## EXERCISE TASK
Each line containing the word "requested" must be reported.

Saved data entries
----------------------------------------

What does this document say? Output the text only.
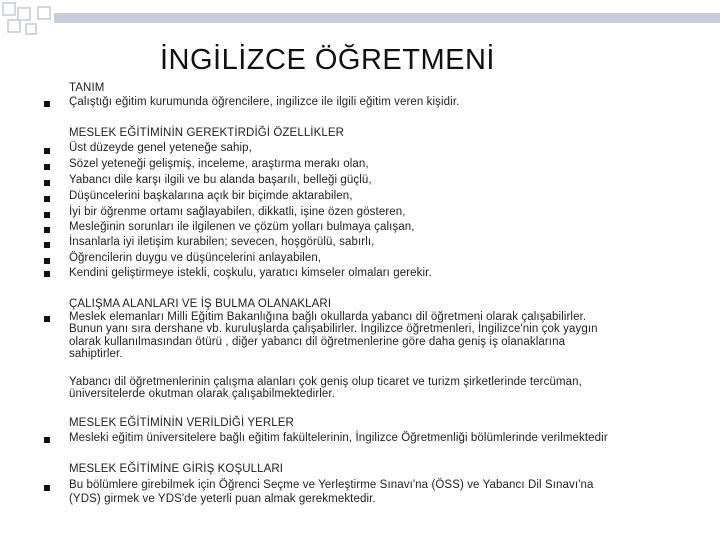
İNGİLİZCE ÖĞRETMENİ
TANIM
Çalıştığı eğitim kurumunda öğrencilere, ingilizce ile ilgili eğitim veren kişidir.
MESLEK EĞİTİMİNİN GEREKTİRDİĞİ ÖZELLİKLER
Üst düzeyde genel yeteneğe sahip,
Sözel yeteneği gelişmiş, inceleme, araştırma merakı olan,
Yabancı dile karşı ilgili ve bu alanda başarılı, belleği güçlü,
Düşüncelerini başkalarına açık bir biçimde aktarabilen,
İyi bir öğrenme ortamı sağlayabilen, dikkatli, işine özen gösteren,
Mesleğinin sorunları ile ilgilenen ve çözüm yolları bulmaya çalışan,
İnsanlarla iyi iletişim kurabilen; sevecen, hoşgörülü, sabırlı,
Öğrencilerin duygu ve düşüncelerini anlayabilen,
Kendini geliştirmeye istekli, coşkulu, yaratıcı kimseler olmaları gerekir.
ÇALIŞMA ALANLARI VE İŞ BULMA OLANAKLARI
Meslek elemanları Milli Eğitim Bakanlığına bağlı okullarda yabancı dil öğretmeni olarak çalışabilirler.
Bunun yanı sıra dershane vb. kuruluşlarda çalışabilirler. İngilizce öğretmenleri, İngilizce'nin çok yaygın
olarak kullanılmasından ötürü , diğer yabancı dil öğretmenlerine göre daha geniş iş olanaklarına
sahiptirler.
Yabancı dil öğretmenlerinin çalışma alanları çok geniş olup ticaret ve turizm şirketlerinde tercüman,
üniversitelerde okutman olarak çalışabilmektedirler.
MESLEK EĞİTİMİNİN VERİLDİĞİ YERLER
Mesleki eğitim üniversitelere bağlı eğitim fakültelerinin, İngilizce Öğretmenliği bölümlerinde verilmektedir
MESLEK EĞİTİMİNE GİRİŞ KOŞULLARI
Bu bölümlere girebilmek için Öğrenci Seçme ve Yerleştirme Sınavı'na (ÖSS) ve Yabancı Dil Sınavı'na
(YDS) girmek ve YDS'de yeterli puan almak gerekmektedir.
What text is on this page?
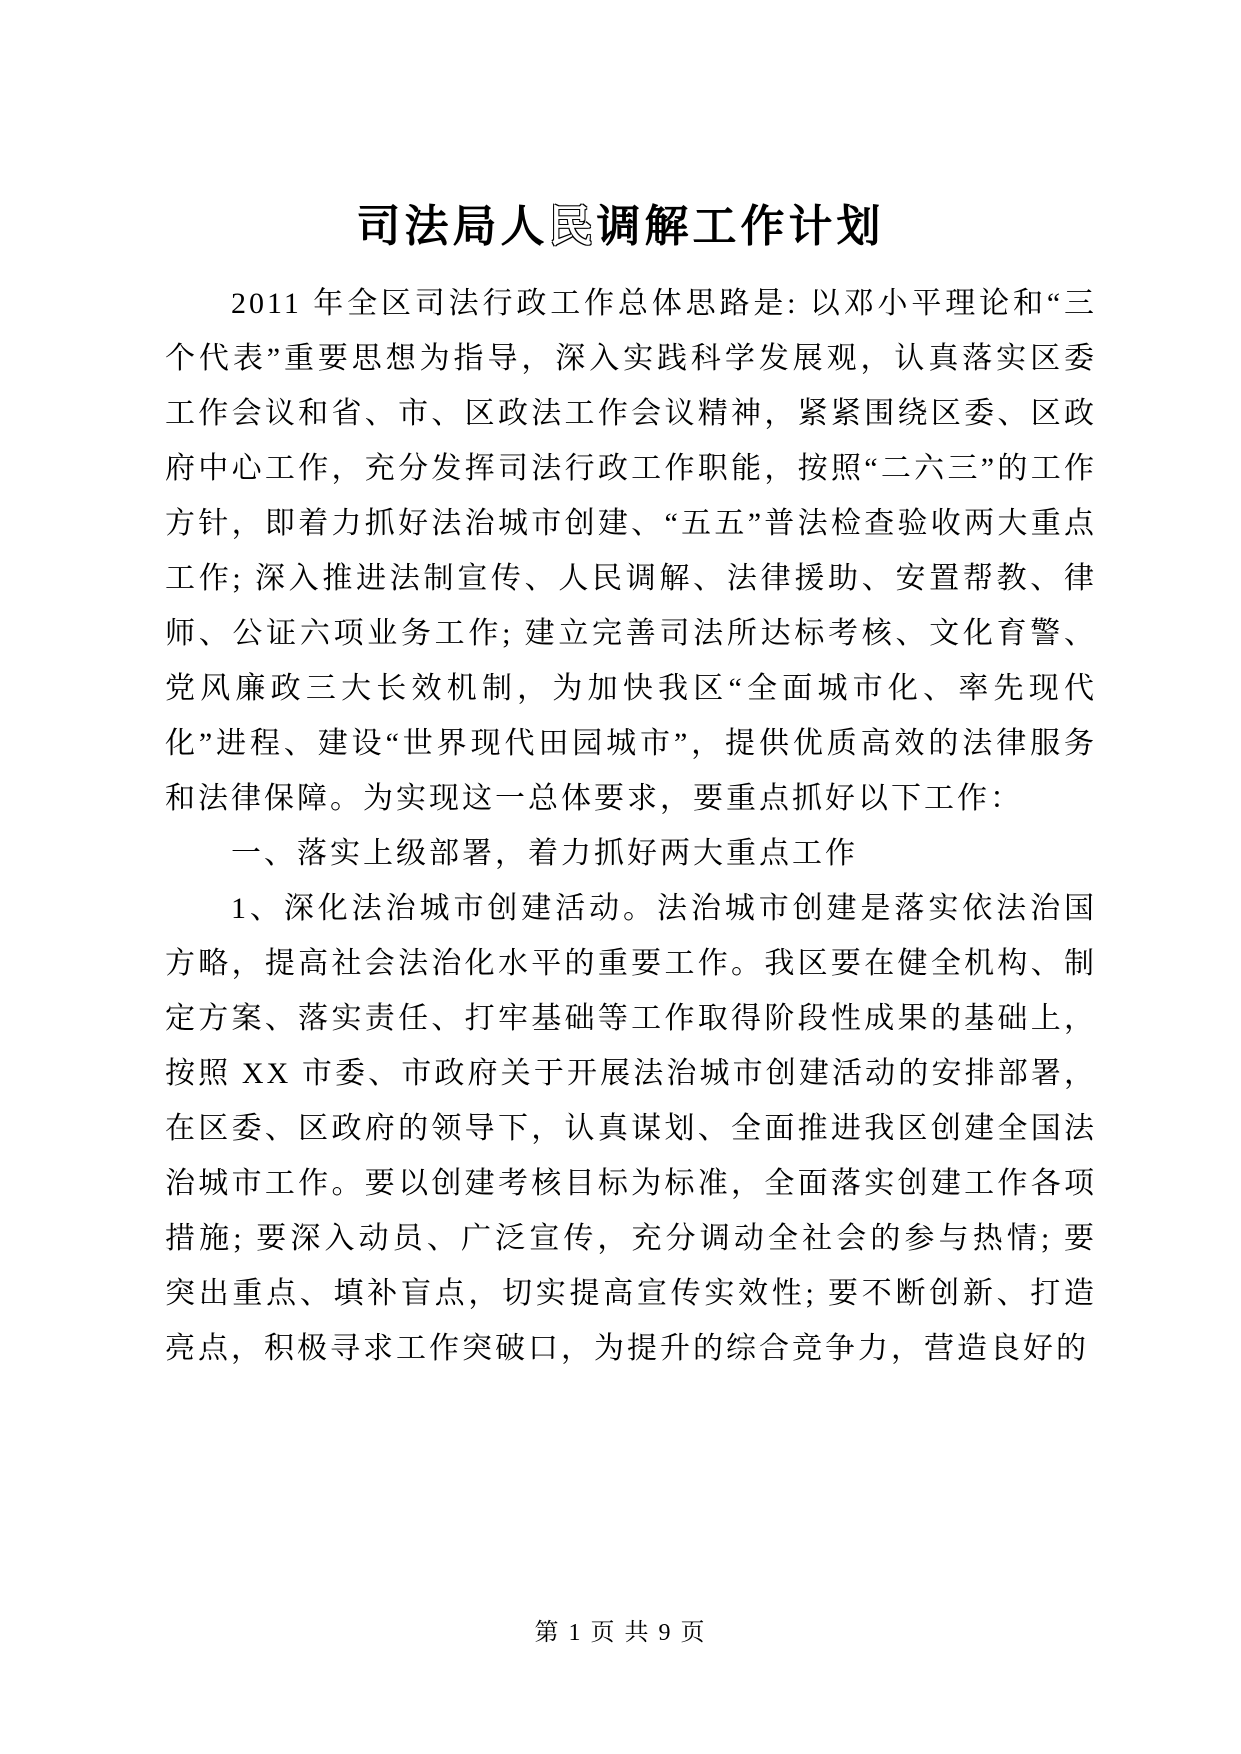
司法局人民调解工作计划

2011 年全区司法行政工作总体思路是: 以邓小平理论和“三个代表”重要思想为指导，深入实践科学发展观，认真落实区委工作会议和省、市、区政法工作会议精神，紧紧围绕区委、区政府中心工作，充分发挥司法行政工作职能，按照“二六三”的工作方针，即着力抓好法治城市创建、“五五”普法检查验收两大重点工作; 深入推进法制宣传、人民调解、法律援助、安置帮教、律师、公证六项业务工作; 建立完善司法所达标考核、文化育警、党风廉政三大长效机制，为加快我区“全面城市化、率先现代化”进程、建设“世界现代田园城市”，提供优质高效的法律服务和法律保障。为实现这一总体要求，要重点抓好以下工作：

一、落实上级部署，着力抓好两大重点工作

1、深化法治城市创建活动。法治城市创建是落实依法治国方略，提高社会法治化水平的重要工作。我区要在健全机构、制定方案、落实责任、打牢基础等工作取得阶段性成果的基础上，按照 XX 市委、市政府关于开展法治城市创建活动的安排部署，在区委、区政府的领导下，认真谋划、全面推进我区创建全国法治城市工作。要以创建考核目标为标准，全面落实创建工作各项措施; 要深入动员、广泛宣传，充分调动全社会的参与热情; 要突出重点、填补盲点，切实提高宣传实效性; 要不断创新、打造亮点，积极寻求工作突破口，为提升的综合竞争力，营造良好的

第 1 页 共 9 页
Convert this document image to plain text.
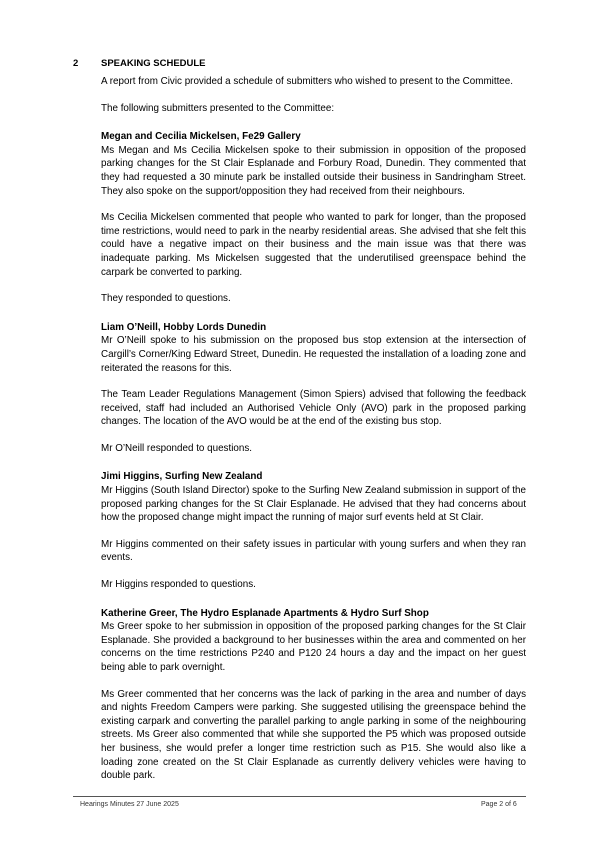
2 SPEAKING SCHEDULE

A report from Civic provided a schedule of submitters who wished to present to the Committee.

The following submitters presented to the Committee:

Megan and Cecilia Mickelsen, Fe29 Gallery

Ms Megan and Ms Cecilia Mickelsen spoke to their submission in opposition of the proposed parking changes for the St Clair Esplanade and Forbury Road, Dunedin. They commented that they had requested a 30 minute park be installed outside their business in Sandringham Street. They also spoke on the support/opposition they had received from their neighbours.

Ms Cecilia Mickelsen commented that people who wanted to park for longer, than the proposed time restrictions, would need to park in the nearby residential areas. She advised that she felt this could have a negative impact on their business and the main issue was that there was inadequate parking. Ms Mickelsen suggested that the underutilised greenspace behind the carpark be converted to parking.

They responded to questions.

Liam O’Neill, Hobby Lords Dunedin

Mr O’Neill spoke to his submission on the proposed bus stop extension at the intersection of Cargill’s Corner/King Edward Street, Dunedin. He requested the installation of a loading zone and reiterated the reasons for this.

The Team Leader Regulations Management (Simon Spiers) advised that following the feedback received, staff had included an Authorised Vehicle Only (AVO) park in the proposed parking changes. The location of the AVO would be at the end of the existing bus stop.

Mr O’Neill responded to questions.

Jimi Higgins, Surfing New Zealand

Mr Higgins (South Island Director) spoke to the Surfing New Zealand submission in support of the proposed parking changes for the St Clair Esplanade. He advised that they had concerns about how the proposed change might impact the running of major surf events held at St Clair.

Mr Higgins commented on their safety issues in particular with young surfers and when they ran events.

Mr Higgins responded to questions.

Katherine Greer, The Hydro Esplanade Apartments & Hydro Surf Shop

Ms Greer spoke to her submission in opposition of the proposed parking changes for the St Clair Esplanade. She provided a background to her businesses within the area and commented on her concerns on the time restrictions P240 and P120 24 hours a day and the impact on her guest being able to park overnight.

Ms Greer commented that her concerns was the lack of parking in the area and number of days and nights Freedom Campers were parking. She suggested utilising the greenspace behind the existing carpark and converting the parallel parking to angle parking in some of the neighbouring streets. Ms Greer also commented that while she supported the P5 which was proposed outside her business, she would prefer a longer time restriction such as P15. She would also like a loading zone created on the St Clair Esplanade as currently delivery vehicles were having to double park.

Hearings Minutes 27 June 2025	Page 2 of 6
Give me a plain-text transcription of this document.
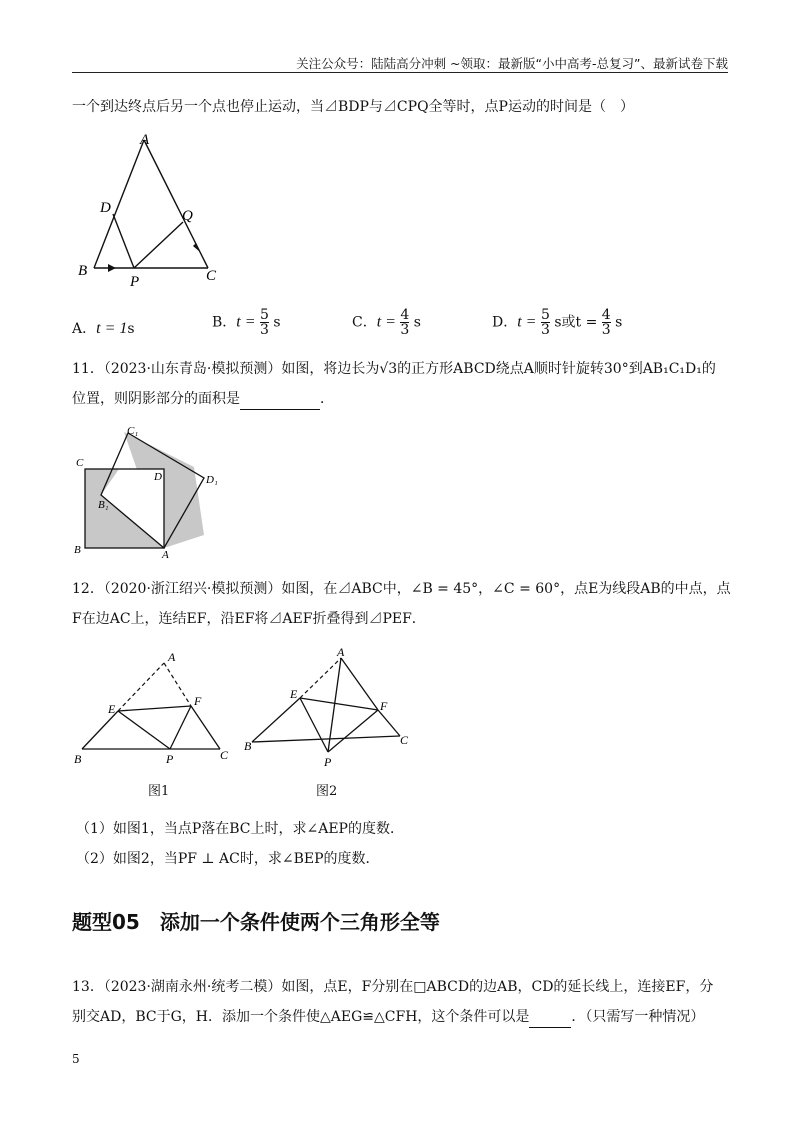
关注公众号：陆陆高分冲刺 ~领取：最新版“小中高考-总复习”、最新试卷下载
一个到达终点后另一个点也停止运动，当⊿BDP与⊿CPQ全等时，点P运动的时间是（　）
A
D	Q
B
P	C
A．t = 1s	B．$t = \frac{5}{3}$ s	C．$t = \frac{4}{3}$ s	D．$t = \frac{5}{3}$ s或$t = \frac{4}{3}$ s
11．（2023·山东青岛·模拟预测）如图，将边长为√3的正方形ABCD绕点A顺时针旋转30°到AB₁C₁D₁的
位置，则阴影部分的面积是	．
C₁
C
D	D₁
B₁
B	A
12．（2020·浙江绍兴·模拟预测）如图，在⊿ABC中，∠B = 45°，∠C = 60°，点E为线段AB的中点，点
F在边AC上，连结EF，沿EF将⊿AEF折叠得到⊿PEF．
A
E
F
B	P	C
A
E
F
B
P
C
图1	图2
（1）如图1，当点P落在BC上时，求∠AEP的度数．
（2）如图2，当PF ⊥ AC时，求∠BEP的度数．
题型05　添加一个条件使两个三角形全等
13．（2023·湖南永州·统考二模）如图，点E，F分别在□ABCD的边AB，CD的延长线上，连接EF，分
别交AD，BC于G，H．添加一个条件使△AEG≌△CFH，这个条件可以是	．（只需写一种情况）
5
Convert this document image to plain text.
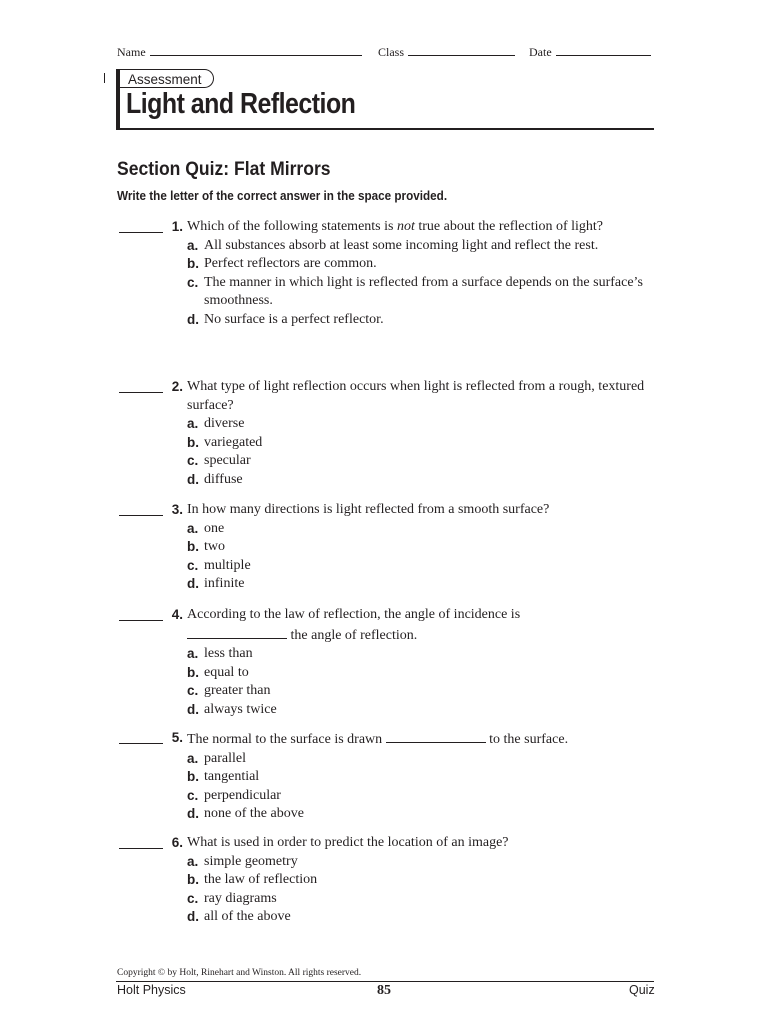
Name	Class	Date
Assessment
Light and Reflection
Section Quiz: Flat Mirrors
Write the letter of the correct answer in the space provided.
1. Which of the following statements is not true about the reflection of light?
a. All substances absorb at least some incoming light and reflect the rest.
b. Perfect reflectors are common.
c. The manner in which light is reflected from a surface depends on the surface’s smoothness.
d. No surface is a perfect reflector.
2. What type of light reflection occurs when light is reflected from a rough, textured surface?
a. diverse
b. variegated
c. specular
d. diffuse
3. In how many directions is light reflected from a smooth surface?
a. one
b. two
c. multiple
d. infinite
4. According to the law of reflection, the angle of incidence is
the angle of reflection.
a. less than
b. equal to
c. greater than
d. always twice
5. The normal to the surface is drawn	to the surface.
a. parallel
b. tangential
c. perpendicular
d. none of the above
6. What is used in order to predict the location of an image?
a. simple geometry
b. the law of reflection
c. ray diagrams
d. all of the above
Copyright © by Holt, Rinehart and Winston. All rights reserved.
Holt Physics	85	Quiz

----------------------------------------

## SOLUTION TO THIS TASK
Ms Megan and Ms Cecilia Mickelsen spoke to their submission in opposition of the proposed parking changes for the St Clair Esplanade and Forbury Road, Dunedin. They commented that they had requested a 30 minute park be installed outside their business in Sandringham Street. They also spoke on the support/opposition they had received from their neighbours.
Mr O’Neill spoke to his submission on the proposed bus stop extension at the intersection of Cargill’s Corner/King Edward Street, Dunedin. He requested the installation of a loading zone and reiterated the reasons for this.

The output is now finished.